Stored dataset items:
---

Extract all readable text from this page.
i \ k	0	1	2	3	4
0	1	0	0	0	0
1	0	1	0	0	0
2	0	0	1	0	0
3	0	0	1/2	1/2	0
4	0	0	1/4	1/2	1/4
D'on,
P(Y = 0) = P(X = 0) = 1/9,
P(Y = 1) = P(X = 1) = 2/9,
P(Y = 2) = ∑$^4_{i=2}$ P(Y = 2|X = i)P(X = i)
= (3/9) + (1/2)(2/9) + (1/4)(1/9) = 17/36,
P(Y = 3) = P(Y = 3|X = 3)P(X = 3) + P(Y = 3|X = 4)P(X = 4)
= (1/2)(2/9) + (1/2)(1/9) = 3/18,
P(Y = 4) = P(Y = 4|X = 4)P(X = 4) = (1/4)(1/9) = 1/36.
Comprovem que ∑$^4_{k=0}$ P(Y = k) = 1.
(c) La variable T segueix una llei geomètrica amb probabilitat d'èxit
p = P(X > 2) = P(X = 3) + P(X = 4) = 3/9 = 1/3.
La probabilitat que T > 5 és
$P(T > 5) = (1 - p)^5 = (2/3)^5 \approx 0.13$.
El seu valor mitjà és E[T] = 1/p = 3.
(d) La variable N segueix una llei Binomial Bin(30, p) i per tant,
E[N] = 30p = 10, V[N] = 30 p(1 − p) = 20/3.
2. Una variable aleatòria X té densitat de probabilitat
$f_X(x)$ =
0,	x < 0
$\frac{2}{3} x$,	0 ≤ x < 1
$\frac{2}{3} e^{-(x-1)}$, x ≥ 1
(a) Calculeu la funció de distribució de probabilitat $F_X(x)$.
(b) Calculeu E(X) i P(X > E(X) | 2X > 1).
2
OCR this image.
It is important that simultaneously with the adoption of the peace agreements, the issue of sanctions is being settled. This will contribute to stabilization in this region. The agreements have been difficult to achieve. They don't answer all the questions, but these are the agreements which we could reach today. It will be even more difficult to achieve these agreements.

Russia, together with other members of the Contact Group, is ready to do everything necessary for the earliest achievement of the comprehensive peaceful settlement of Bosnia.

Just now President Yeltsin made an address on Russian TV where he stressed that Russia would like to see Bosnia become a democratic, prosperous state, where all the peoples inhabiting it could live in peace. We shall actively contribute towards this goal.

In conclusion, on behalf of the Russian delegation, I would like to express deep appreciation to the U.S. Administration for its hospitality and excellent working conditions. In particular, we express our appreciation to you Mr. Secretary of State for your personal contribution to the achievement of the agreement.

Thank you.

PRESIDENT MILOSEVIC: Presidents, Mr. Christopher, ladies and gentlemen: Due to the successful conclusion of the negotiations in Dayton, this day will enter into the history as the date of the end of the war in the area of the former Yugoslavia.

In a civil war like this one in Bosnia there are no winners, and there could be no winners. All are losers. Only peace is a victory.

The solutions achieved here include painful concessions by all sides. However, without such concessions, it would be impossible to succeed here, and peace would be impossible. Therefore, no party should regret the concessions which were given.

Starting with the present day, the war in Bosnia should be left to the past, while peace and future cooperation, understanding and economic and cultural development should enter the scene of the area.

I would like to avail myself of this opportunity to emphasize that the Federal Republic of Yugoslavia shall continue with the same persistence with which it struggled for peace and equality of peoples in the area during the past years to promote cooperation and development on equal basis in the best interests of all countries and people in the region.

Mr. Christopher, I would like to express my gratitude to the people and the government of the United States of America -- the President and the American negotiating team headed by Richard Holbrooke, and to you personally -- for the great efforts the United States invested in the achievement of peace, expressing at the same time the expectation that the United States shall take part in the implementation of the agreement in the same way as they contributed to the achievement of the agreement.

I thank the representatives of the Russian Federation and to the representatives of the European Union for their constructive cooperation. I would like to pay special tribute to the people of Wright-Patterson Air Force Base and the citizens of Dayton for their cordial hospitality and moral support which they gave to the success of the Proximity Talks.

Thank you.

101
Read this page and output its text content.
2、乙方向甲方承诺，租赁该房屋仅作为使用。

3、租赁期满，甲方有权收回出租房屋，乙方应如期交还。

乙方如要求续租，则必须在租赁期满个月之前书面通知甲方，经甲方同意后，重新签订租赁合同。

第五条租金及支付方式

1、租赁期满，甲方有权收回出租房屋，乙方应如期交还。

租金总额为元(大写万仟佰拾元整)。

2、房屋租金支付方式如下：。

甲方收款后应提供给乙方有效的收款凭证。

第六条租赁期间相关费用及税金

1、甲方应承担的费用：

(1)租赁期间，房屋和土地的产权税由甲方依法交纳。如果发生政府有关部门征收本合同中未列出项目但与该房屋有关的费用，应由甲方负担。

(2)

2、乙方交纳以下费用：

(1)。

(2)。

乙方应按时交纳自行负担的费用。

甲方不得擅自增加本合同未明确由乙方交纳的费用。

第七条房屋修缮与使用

---

▶ Written instruction
Only the lines from the one containing "Read this page and output its text content." through the end of the entries above belong in the answer; repeat them exactly.

▶ Answer for the task
Read this page and output its text content.
2、乙方向甲方承诺，租赁该房屋仅作为使用。

3、租赁期满，甲方有权收回出租房屋，乙方应如期交还。

乙方如要求续租，则必须在租赁期满个月之前书面通知甲方，经甲方同意后，重新签订租赁合同。

第五条租金及支付方式

1、租赁期满，甲方有权收回出租房屋，乙方应如期交还。

租金总额为元(大写万仟佰拾元整)。

2、房屋租金支付方式如下：。

甲方收款后应提供给乙方有效的收款凭证。

第六条租赁期间相关费用及税金

1、甲方应承担的费用：

(1)租赁期间，房屋和土地的产权税由甲方依法交纳。如果发生政府有关部门征收本合同中未列出项目但与该房屋有关的费用，应由甲方负担。

(2)

2、乙方交纳以下费用：

(1)。

(2)。

乙方应按时交纳自行负担的费用。

甲方不得擅自增加本合同未明确由乙方交纳的费用。

第七条房屋修缮与使用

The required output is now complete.